**Exercise description:**
Identify all lines in the listing that include the word "export", and copy them out.

**Data provided:**
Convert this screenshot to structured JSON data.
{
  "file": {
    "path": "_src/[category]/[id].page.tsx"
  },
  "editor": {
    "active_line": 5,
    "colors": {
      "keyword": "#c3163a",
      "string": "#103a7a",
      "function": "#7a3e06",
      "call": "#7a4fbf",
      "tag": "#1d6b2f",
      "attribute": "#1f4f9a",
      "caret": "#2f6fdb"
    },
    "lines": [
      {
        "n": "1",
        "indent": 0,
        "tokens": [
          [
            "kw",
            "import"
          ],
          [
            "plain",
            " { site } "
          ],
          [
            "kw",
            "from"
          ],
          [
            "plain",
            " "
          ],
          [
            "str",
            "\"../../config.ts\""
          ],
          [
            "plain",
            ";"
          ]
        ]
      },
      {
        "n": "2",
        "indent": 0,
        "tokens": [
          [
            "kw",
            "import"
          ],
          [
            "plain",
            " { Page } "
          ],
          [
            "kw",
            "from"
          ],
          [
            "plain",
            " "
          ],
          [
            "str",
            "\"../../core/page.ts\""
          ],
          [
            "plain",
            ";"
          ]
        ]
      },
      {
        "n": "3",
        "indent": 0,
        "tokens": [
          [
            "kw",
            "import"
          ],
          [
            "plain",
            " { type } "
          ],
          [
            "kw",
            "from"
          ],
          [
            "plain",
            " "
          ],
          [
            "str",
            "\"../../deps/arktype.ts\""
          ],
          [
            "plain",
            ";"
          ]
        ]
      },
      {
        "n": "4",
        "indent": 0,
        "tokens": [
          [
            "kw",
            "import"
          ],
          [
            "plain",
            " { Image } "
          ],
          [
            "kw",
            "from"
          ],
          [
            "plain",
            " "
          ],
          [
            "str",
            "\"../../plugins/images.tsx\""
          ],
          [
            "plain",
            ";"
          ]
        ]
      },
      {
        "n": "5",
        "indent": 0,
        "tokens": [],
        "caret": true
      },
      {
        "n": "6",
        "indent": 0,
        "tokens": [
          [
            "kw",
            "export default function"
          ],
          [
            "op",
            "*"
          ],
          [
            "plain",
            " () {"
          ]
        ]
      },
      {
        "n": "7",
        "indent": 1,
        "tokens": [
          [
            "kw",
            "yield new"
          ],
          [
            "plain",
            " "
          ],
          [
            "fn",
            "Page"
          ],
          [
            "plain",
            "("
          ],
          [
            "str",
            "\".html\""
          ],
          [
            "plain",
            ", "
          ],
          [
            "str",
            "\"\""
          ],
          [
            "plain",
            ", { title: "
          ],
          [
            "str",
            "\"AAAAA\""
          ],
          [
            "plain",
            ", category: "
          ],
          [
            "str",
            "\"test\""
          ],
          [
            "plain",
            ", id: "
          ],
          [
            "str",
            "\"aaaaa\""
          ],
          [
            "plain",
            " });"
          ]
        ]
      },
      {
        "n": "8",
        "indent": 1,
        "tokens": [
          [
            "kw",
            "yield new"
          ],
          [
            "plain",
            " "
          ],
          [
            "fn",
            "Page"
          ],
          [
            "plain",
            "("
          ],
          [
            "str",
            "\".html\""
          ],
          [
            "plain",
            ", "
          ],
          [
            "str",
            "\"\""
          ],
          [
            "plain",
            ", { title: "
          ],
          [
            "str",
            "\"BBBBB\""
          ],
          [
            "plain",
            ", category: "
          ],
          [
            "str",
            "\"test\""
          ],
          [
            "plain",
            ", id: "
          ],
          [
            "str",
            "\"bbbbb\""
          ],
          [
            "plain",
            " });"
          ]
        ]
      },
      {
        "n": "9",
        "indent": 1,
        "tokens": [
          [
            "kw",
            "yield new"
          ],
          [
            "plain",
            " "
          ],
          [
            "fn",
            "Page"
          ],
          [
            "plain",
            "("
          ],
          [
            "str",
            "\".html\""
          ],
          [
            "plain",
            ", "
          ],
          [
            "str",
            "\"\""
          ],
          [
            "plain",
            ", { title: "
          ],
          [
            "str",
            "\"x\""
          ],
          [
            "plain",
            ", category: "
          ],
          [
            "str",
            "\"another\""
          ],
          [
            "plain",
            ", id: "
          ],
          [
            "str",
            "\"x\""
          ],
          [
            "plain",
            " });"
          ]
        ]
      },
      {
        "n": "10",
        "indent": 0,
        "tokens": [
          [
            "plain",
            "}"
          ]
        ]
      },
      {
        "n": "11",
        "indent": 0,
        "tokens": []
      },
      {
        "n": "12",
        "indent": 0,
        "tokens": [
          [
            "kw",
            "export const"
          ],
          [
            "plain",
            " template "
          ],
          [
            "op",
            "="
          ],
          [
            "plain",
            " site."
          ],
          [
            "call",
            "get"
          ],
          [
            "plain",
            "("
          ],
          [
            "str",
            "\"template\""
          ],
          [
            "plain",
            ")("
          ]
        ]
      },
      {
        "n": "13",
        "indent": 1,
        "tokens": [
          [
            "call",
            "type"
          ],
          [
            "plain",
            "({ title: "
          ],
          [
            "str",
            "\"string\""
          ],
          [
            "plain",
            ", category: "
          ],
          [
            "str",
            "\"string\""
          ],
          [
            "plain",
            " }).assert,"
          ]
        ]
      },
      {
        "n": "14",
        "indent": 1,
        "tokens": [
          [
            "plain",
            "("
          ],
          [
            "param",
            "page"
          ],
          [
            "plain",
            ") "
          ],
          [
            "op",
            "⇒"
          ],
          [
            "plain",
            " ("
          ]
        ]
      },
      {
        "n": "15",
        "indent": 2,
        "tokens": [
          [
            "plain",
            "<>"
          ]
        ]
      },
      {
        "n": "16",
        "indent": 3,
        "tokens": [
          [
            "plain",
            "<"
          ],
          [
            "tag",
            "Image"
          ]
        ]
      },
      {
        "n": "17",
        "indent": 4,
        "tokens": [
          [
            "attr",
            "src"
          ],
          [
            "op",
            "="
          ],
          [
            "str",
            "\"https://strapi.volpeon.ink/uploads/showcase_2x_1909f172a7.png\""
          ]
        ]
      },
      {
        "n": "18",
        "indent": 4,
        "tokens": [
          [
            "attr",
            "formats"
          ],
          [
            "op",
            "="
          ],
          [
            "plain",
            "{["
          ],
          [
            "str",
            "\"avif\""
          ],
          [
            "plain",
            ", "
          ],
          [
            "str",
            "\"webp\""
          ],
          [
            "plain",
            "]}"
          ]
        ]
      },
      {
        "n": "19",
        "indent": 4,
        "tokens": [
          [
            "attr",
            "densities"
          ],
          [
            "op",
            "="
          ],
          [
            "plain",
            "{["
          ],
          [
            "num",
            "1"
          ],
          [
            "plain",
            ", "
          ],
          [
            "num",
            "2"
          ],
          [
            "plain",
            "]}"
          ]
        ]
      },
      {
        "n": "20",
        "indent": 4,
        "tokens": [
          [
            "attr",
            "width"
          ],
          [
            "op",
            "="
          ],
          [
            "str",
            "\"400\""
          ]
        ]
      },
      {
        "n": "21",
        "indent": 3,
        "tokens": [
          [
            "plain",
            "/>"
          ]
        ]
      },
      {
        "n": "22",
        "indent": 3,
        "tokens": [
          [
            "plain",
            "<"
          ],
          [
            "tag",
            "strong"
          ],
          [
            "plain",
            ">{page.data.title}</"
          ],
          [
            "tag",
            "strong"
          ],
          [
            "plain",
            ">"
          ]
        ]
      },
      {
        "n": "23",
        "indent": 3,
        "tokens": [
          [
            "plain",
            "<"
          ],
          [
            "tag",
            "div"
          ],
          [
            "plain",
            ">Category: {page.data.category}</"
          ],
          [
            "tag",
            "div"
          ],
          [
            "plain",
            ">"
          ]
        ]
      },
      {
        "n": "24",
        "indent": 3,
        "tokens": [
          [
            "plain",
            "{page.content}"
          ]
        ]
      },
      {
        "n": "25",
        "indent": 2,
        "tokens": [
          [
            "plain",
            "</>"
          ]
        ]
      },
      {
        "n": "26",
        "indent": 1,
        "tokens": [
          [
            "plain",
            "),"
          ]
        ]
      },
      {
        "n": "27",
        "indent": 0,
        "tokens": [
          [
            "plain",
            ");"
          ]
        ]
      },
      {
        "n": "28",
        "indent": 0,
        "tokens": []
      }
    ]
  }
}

**Solution for this task:**
            "export default function"
            "export const"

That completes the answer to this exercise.